Given problem
Copy out every line of the data exactly.

# # # # #

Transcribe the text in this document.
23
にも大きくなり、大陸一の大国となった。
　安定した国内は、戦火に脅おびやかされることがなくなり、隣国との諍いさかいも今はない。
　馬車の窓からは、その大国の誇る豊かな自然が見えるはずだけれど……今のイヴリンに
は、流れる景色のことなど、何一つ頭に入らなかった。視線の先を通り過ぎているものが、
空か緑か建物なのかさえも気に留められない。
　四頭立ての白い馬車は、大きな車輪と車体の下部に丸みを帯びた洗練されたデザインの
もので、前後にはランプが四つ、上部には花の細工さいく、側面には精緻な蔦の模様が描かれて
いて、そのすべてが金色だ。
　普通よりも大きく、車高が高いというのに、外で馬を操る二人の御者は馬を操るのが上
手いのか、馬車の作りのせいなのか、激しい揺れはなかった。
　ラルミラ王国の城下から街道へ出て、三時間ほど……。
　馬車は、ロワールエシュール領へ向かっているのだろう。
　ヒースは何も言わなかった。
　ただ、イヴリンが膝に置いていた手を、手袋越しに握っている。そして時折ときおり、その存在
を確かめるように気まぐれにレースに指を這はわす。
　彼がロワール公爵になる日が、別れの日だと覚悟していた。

# # # # #

Task result
Transcribe the text in this document.
23
にも大きくなり、大陸一の大国となった。
　安定した国内は、戦火に脅おびやかされることがなくなり、隣国との諍いさかいも今はない。
　馬車の窓からは、その大国の誇る豊かな自然が見えるはずだけれど……今のイヴリンに
は、流れる景色のことなど、何一つ頭に入らなかった。視線の先を通り過ぎているものが、
空か緑か建物なのかさえも気に留められない。
　四頭立ての白い馬車は、大きな車輪と車体の下部に丸みを帯びた洗練されたデザインの
もので、前後にはランプが四つ、上部には花の細工さいく、側面には精緻な蔦の模様が描かれて
いて、そのすべてが金色だ。
　普通よりも大きく、車高が高いというのに、外で馬を操る二人の御者は馬を操るのが上
手いのか、馬車の作りのせいなのか、激しい揺れはなかった。
　ラルミラ王国の城下から街道へ出て、三時間ほど……。
　馬車は、ロワールエシュール領へ向かっているのだろう。
　ヒースは何も言わなかった。
　ただ、イヴリンが膝に置いていた手を、手袋越しに握っている。そして時折ときおり、その存在
を確かめるように気まぐれにレースに指を這はわす。
　彼がロワール公爵になる日が、別れの日だと覚悟していた。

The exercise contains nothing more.